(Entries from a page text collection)
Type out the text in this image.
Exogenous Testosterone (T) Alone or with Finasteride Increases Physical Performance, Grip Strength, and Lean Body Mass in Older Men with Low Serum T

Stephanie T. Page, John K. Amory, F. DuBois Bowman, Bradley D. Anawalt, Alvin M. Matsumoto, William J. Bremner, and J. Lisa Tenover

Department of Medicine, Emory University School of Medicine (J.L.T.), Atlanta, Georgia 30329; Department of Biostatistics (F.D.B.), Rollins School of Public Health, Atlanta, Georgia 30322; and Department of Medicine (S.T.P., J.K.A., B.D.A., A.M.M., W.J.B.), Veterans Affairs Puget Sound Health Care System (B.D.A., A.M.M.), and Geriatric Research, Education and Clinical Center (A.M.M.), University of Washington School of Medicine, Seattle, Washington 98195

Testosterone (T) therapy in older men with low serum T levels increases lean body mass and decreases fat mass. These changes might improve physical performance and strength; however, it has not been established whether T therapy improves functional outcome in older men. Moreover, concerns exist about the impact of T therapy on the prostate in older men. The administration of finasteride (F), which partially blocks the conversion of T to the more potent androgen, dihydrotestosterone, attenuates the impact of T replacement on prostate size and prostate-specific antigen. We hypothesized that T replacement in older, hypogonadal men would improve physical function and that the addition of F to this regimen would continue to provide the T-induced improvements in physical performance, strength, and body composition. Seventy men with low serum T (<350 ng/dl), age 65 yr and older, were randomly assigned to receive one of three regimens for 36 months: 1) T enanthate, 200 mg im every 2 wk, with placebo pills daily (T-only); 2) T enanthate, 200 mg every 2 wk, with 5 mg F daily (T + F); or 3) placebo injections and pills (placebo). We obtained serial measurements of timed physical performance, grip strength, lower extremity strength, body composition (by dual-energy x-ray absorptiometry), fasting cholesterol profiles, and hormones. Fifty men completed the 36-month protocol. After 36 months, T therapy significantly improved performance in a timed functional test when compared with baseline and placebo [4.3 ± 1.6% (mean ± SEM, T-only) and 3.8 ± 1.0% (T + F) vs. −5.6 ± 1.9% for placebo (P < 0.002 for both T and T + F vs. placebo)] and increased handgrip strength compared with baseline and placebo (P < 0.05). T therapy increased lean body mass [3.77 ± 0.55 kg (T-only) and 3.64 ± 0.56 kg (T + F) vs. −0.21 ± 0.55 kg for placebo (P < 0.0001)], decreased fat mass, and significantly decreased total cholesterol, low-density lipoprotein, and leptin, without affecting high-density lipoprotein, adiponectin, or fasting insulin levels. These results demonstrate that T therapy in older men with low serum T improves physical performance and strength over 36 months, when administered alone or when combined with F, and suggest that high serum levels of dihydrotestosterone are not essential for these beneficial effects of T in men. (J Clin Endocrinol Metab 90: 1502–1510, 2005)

Problem details - Using the entries above, print each one again without any alteration.

Task answer -
Type out the text in this image.
Exogenous Testosterone (T) Alone or with Finasteride Increases Physical Performance, Grip Strength, and Lean Body Mass in Older Men with Low Serum T

Stephanie T. Page, John K. Amory, F. DuBois Bowman, Bradley D. Anawalt, Alvin M. Matsumoto, William J. Bremner, and J. Lisa Tenover

Department of Medicine, Emory University School of Medicine (J.L.T.), Atlanta, Georgia 30329; Department of Biostatistics (F.D.B.), Rollins School of Public Health, Atlanta, Georgia 30322; and Department of Medicine (S.T.P., J.K.A., B.D.A., A.M.M., W.J.B.), Veterans Affairs Puget Sound Health Care System (B.D.A., A.M.M.), and Geriatric Research, Education and Clinical Center (A.M.M.), University of Washington School of Medicine, Seattle, Washington 98195

Testosterone (T) therapy in older men with low serum T levels increases lean body mass and decreases fat mass. These changes might improve physical performance and strength; however, it has not been established whether T therapy improves functional outcome in older men. Moreover, concerns exist about the impact of T therapy on the prostate in older men. The administration of finasteride (F), which partially blocks the conversion of T to the more potent androgen, dihydrotestosterone, attenuates the impact of T replacement on prostate size and prostate-specific antigen. We hypothesized that T replacement in older, hypogonadal men would improve physical function and that the addition of F to this regimen would continue to provide the T-induced improvements in physical performance, strength, and body composition. Seventy men with low serum T (<350 ng/dl), age 65 yr and older, were randomly assigned to receive one of three regimens for 36 months: 1) T enanthate, 200 mg im every 2 wk, with placebo pills daily (T-only); 2) T enanthate, 200 mg every 2 wk, with 5 mg F daily (T + F); or 3) placebo injections and pills (placebo). We obtained serial measurements of timed physical performance, grip strength, lower extremity strength, body composition (by dual-energy x-ray absorptiometry), fasting cholesterol profiles, and hormones. Fifty men completed the 36-month protocol. After 36 months, T therapy significantly improved performance in a timed functional test when compared with baseline and placebo [4.3 ± 1.6% (mean ± SEM, T-only) and 3.8 ± 1.0% (T + F) vs. −5.6 ± 1.9% for placebo (P < 0.002 for both T and T + F vs. placebo)] and increased handgrip strength compared with baseline and placebo (P < 0.05). T therapy increased lean body mass [3.77 ± 0.55 kg (T-only) and 3.64 ± 0.56 kg (T + F) vs. −0.21 ± 0.55 kg for placebo (P < 0.0001)], decreased fat mass, and significantly decreased total cholesterol, low-density lipoprotein, and leptin, without affecting high-density lipoprotein, adiponectin, or fasting insulin levels. These results demonstrate that T therapy in older men with low serum T improves physical performance and strength over 36 months, when administered alone or when combined with F, and suggest that high serum levels of dihydrotestosterone are not essential for these beneficial effects of T in men. (J Clin Endocrinol Metab 90: 1502–1510, 2005)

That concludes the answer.